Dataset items
++++++++

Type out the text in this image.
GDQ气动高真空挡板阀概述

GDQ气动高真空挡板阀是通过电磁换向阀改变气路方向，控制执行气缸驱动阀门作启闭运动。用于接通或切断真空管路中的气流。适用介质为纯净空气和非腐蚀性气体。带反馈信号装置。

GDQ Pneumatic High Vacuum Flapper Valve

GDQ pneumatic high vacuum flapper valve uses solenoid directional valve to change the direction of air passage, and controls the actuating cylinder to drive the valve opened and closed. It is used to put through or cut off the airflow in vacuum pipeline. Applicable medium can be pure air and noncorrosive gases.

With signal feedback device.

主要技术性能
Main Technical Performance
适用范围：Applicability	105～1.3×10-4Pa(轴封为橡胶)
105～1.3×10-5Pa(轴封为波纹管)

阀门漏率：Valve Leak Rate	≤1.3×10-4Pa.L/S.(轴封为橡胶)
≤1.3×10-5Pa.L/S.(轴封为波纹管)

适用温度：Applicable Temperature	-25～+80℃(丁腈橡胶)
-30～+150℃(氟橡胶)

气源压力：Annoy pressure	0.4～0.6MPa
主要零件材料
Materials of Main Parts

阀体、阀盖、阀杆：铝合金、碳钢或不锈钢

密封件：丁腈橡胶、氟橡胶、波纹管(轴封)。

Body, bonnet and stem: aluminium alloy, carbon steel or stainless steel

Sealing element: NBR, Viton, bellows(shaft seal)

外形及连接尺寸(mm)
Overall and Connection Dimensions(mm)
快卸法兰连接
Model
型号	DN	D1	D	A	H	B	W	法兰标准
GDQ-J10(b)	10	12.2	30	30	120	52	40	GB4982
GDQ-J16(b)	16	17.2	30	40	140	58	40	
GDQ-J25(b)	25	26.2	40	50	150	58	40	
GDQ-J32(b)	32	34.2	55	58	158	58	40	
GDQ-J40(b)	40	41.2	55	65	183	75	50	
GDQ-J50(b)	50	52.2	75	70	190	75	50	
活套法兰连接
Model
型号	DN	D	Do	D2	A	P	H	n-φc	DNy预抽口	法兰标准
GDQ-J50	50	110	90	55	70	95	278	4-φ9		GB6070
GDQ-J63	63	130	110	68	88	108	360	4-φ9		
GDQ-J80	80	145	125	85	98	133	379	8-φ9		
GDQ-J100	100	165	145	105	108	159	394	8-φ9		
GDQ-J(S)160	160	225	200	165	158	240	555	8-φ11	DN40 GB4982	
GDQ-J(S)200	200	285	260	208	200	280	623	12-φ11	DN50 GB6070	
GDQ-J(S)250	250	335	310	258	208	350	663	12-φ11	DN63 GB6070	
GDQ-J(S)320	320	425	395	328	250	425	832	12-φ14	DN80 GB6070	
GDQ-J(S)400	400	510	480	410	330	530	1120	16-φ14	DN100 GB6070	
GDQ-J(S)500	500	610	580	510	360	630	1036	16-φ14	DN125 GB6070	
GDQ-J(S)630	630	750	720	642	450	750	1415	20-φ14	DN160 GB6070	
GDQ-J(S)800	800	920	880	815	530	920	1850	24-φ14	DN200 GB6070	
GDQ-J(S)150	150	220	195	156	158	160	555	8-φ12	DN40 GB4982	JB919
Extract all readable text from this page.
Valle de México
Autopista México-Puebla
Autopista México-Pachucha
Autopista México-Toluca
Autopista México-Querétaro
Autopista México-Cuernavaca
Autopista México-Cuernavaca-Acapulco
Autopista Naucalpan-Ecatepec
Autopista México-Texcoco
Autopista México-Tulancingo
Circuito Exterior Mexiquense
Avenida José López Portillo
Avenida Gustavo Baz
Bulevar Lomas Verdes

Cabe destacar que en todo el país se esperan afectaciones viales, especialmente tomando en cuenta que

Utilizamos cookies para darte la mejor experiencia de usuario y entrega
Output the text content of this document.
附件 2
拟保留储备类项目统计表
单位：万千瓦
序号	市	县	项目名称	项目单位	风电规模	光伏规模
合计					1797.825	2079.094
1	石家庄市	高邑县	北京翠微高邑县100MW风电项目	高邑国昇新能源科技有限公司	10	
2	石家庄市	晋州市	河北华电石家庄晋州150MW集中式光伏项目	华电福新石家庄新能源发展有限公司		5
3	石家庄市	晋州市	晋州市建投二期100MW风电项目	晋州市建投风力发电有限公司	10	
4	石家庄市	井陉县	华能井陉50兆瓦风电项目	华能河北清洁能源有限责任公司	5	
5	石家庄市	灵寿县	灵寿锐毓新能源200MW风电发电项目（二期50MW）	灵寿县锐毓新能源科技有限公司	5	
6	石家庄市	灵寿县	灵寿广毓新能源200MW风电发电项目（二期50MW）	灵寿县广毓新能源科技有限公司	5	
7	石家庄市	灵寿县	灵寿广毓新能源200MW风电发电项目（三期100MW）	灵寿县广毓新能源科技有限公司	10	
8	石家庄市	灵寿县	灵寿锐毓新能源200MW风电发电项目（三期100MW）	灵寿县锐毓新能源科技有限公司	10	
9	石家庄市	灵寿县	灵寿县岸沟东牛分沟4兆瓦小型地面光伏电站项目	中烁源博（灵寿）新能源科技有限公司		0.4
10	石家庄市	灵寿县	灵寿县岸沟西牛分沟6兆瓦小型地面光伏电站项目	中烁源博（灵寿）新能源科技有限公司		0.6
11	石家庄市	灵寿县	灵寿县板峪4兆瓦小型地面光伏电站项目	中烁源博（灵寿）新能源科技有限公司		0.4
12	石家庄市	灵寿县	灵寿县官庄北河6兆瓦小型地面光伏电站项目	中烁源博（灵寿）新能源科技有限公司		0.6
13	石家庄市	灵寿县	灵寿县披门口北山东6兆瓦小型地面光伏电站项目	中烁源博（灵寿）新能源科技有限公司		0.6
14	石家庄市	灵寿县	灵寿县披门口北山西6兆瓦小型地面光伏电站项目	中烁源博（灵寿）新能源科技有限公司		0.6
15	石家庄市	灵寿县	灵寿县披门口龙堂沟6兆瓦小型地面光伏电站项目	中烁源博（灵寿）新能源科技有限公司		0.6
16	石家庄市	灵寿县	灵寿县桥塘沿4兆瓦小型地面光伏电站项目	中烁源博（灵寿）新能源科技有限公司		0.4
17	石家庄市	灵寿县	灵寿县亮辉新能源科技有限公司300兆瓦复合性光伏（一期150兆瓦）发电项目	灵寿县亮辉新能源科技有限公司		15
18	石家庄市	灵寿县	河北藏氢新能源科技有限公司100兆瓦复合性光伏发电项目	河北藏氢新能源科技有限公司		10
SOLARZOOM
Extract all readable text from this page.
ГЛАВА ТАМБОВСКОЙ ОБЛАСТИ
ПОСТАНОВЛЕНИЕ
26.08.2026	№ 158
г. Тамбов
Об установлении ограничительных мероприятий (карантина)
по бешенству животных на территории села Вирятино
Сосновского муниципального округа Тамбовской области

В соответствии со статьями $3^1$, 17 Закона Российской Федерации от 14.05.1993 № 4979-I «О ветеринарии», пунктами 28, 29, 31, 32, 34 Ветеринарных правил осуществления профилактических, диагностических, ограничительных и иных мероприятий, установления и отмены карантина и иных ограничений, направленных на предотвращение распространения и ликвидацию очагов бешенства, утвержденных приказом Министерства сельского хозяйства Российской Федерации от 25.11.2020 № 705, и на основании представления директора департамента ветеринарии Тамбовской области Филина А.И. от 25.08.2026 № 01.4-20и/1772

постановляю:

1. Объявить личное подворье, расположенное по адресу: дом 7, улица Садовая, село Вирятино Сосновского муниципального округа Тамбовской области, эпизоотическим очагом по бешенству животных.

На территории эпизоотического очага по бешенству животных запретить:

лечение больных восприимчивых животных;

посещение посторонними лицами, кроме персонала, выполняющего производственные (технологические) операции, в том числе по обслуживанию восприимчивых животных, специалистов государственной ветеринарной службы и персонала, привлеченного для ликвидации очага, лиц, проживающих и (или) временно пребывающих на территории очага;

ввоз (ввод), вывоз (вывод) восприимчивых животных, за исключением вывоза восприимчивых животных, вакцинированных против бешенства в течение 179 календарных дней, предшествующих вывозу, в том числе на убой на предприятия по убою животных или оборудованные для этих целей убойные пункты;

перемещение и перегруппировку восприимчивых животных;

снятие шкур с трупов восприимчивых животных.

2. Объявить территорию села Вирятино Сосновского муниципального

++++++++

* _Short problem_
Where does the word "территории" appear in the listing? List each line that holds it.

* _Task answer_
по бешенству животных на территории села Вирятино
На территории эпизоотического очага по бешенству животных запретить:
посещение посторонними лицами, кроме персонала, выполняющего производственные (технологические) операции, в том числе по обслуживанию восприимчивых животных, специалистов государственной ветеринарной службы и персонала, привлеченного для ликвидации очага, лиц, проживающих и (или) временно пребывающих на территории очага;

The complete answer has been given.